Aim of the exercise: In your copy, leave out the pictures and repeat every record exactly.

[Figure dataset records]
|---|
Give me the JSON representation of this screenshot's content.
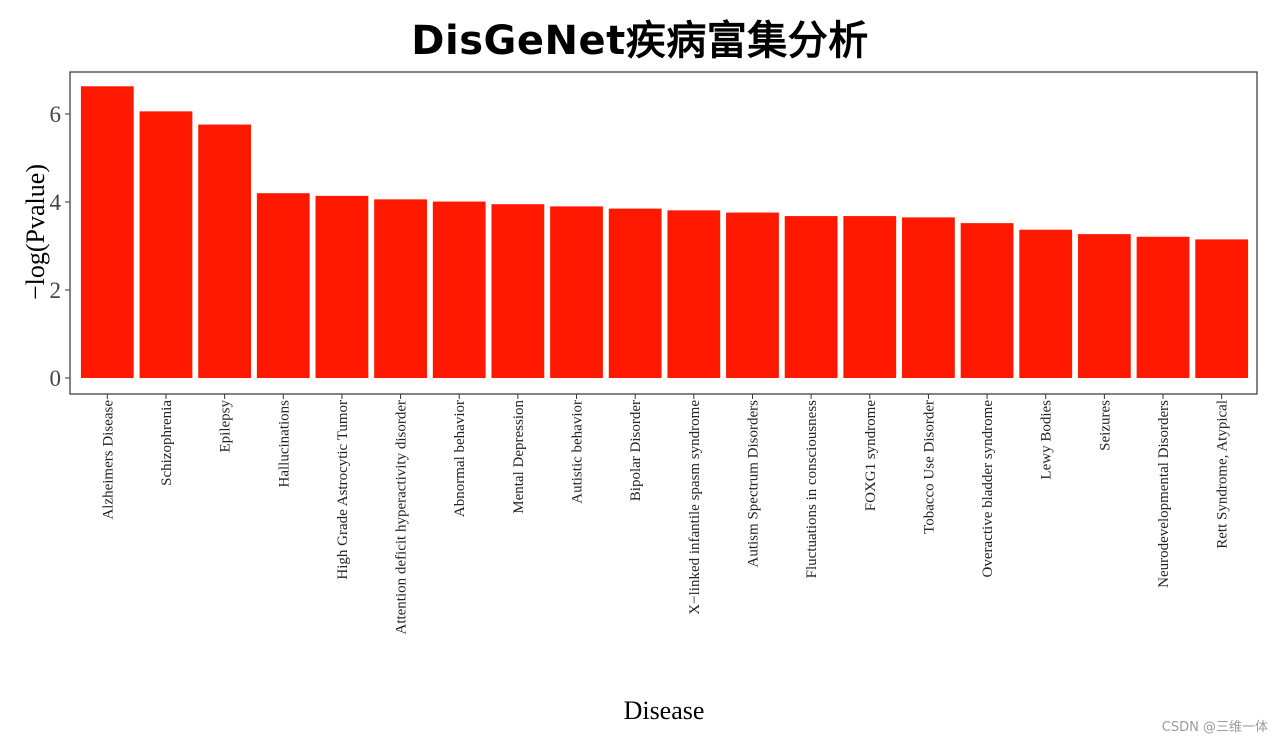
{
  "header": {
    "title": "DisGeNet疾病富集分析"
  },
  "watermark": "CSDN @三维一体",
  "chart_data": {
    "type": "bar",
    "title": "DisGeNet疾病富集分析",
    "xlabel": "Disease",
    "ylabel": "−log(Pvalue)",
    "ylim": [
      0,
      6.9
    ],
    "yticks": [
      0,
      2,
      4,
      6
    ],
    "grid": false,
    "bar_color": "#ff1800",
    "categories": [
      "Alzheimers Disease",
      "Schizophrenia",
      "Epilepsy",
      "Hallucinations",
      "High Grade Astrocytic Tumor",
      "Attention deficit hyperactivity disorder",
      "Abnormal behavior",
      "Mental Depression",
      "Autistic behavior",
      "Bipolar Disorder",
      "X−linked infantile spasm syndrome",
      "Autism Spectrum Disorders",
      "Fluctuations in consciousness",
      "FOXG1 syndrome",
      "Tobacco Use Disorder",
      "Overactive bladder syndrome",
      "Lewy Bodies",
      "Seizures",
      "Neurodevelopmental Disorders",
      "Rett Syndrome, Atypical"
    ],
    "values": [
      6.63,
      6.06,
      5.76,
      4.2,
      4.14,
      4.06,
      4.01,
      3.95,
      3.9,
      3.85,
      3.81,
      3.76,
      3.68,
      3.68,
      3.65,
      3.52,
      3.37,
      3.27,
      3.21,
      3.15
    ]
  }
}
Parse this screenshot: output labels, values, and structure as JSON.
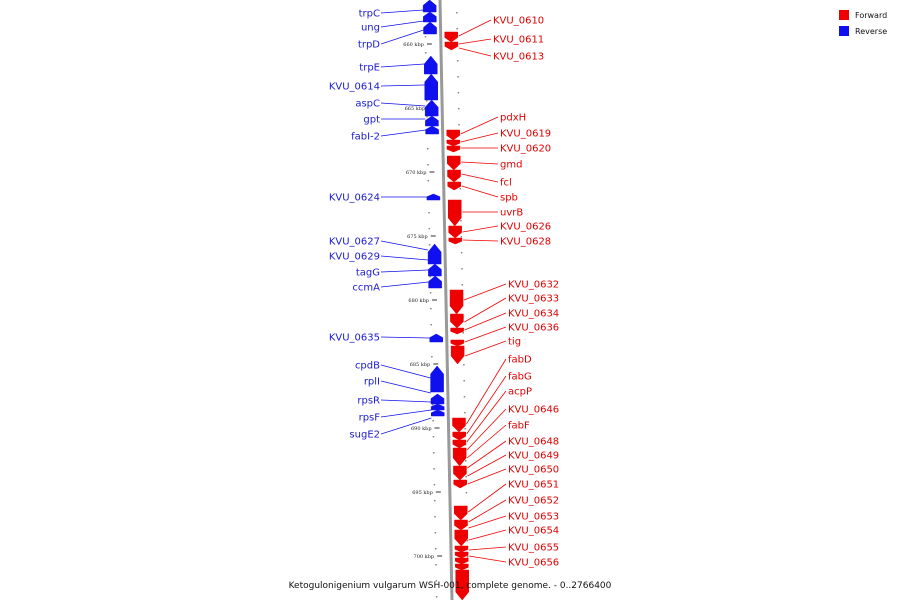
{
  "caption": "Ketogulonigenium vulgarum WSH-001, complete genome. - 0..2766400",
  "legend": {
    "forward": {
      "label": "Forward",
      "color": "#ee0000"
    },
    "reverse": {
      "label": "Reverse",
      "color": "#1010ee"
    }
  },
  "backbone_color": "#999999",
  "ticks": [
    "660 kbp",
    "665 kbp",
    "670 kbp",
    "675 kbp",
    "680 kbp",
    "685 kbp",
    "690 kbp",
    "695 kbp",
    "700 kbp"
  ],
  "reverse_genes": [
    "trpC",
    "ung",
    "trpD",
    "trpE",
    "KVU_0614",
    "aspC",
    "gpt",
    "fabI-2",
    "KVU_0624",
    "KVU_0627",
    "KVU_0629",
    "tagG",
    "ccmA",
    "KVU_0635",
    "cpdB",
    "rplI",
    "rpsR",
    "rpsF",
    "sugE2"
  ],
  "forward_genes": [
    "KVU_0610",
    "KVU_0611",
    "KVU_0613",
    "pdxH",
    "KVU_0619",
    "KVU_0620",
    "gmd",
    "fcl",
    "spb",
    "uvrB",
    "KVU_0626",
    "KVU_0628",
    "KVU_0632",
    "KVU_0633",
    "KVU_0634",
    "KVU_0636",
    "tig",
    "fabD",
    "fabG",
    "acpP",
    "KVU_0646",
    "fabF",
    "KVU_0648",
    "KVU_0649",
    "KVU_0650",
    "KVU_0651",
    "KVU_0652",
    "KVU_0653",
    "KVU_0654",
    "KVU_0655",
    "KVU_0656"
  ]
}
|---|
Reply to the exercise:
Give me the JSON representation of this screenshot's content.
{
  "header": {
    "title": "DisGeNet疾病富集分析"
  },
  "watermark": "CSDN @三维一体",
  "chart_data": {
    "type": "bar",
    "title": "DisGeNet疾病富集分析",
    "xlabel": "Disease",
    "ylabel": "−log(Pvalue)",
    "ylim": [
      0,
      6.9
    ],
    "yticks": [
      0,
      2,
      4,
      6
    ],
    "grid": false,
    "bar_color": "#ff1800",
    "categories": [
      "Alzheimers Disease",
      "Schizophrenia",
      "Epilepsy",
      "Hallucinations",
      "High Grade Astrocytic Tumor",
      "Attention deficit hyperactivity disorder",
      "Abnormal behavior",
      "Mental Depression",
      "Autistic behavior",
      "Bipolar Disorder",
      "X−linked infantile spasm syndrome",
      "Autism Spectrum Disorders",
      "Fluctuations in consciousness",
      "FOXG1 syndrome",
      "Tobacco Use Disorder",
      "Overactive bladder syndrome",
      "Lewy Bodies",
      "Seizures",
      "Neurodevelopmental Disorders",
      "Rett Syndrome, Atypical"
    ],
    "values": [
      6.63,
      6.06,
      5.76,
      4.2,
      4.14,
      4.06,
      4.01,
      3.95,
      3.9,
      3.85,
      3.81,
      3.76,
      3.68,
      3.68,
      3.65,
      3.52,
      3.37,
      3.27,
      3.21,
      3.15
    ]
  }
}
Parse this screenshot: output labels, values, and structure as JSON.
{
  "caption": "Ketogulonigenium vulgarum WSH-001, complete genome. - 0..2766400",
  "legend": {
    "forward": {
      "label": "Forward",
      "color": "#ee0000"
    },
    "reverse": {
      "label": "Reverse",
      "color": "#1010ee"
    }
  },
  "backbone_color": "#999999",
  "ticks": [
    "660 kbp",
    "665 kbp",
    "670 kbp",
    "675 kbp",
    "680 kbp",
    "685 kbp",
    "690 kbp",
    "695 kbp",
    "700 kbp"
  ],
  "reverse_genes": [
    "trpC",
    "ung",
    "trpD",
    "trpE",
    "KVU_0614",
    "aspC",
    "gpt",
    "fabI-2",
    "KVU_0624",
    "KVU_0627",
    "KVU_0629",
    "tagG",
    "ccmA",
    "KVU_0635",
    "cpdB",
    "rplI",
    "rpsR",
    "rpsF",
    "sugE2"
  ],
  "forward_genes": [
    "KVU_0610",
    "KVU_0611",
    "KVU_0613",
    "pdxH",
    "KVU_0619",
    "KVU_0620",
    "gmd",
    "fcl",
    "spb",
    "uvrB",
    "KVU_0626",
    "KVU_0628",
    "KVU_0632",
    "KVU_0633",
    "KVU_0634",
    "KVU_0636",
    "tig",
    "fabD",
    "fabG",
    "acpP",
    "KVU_0646",
    "fabF",
    "KVU_0648",
    "KVU_0649",
    "KVU_0650",
    "KVU_0651",
    "KVU_0652",
    "KVU_0653",
    "KVU_0654",
    "KVU_0655",
    "KVU_0656"
  ]
}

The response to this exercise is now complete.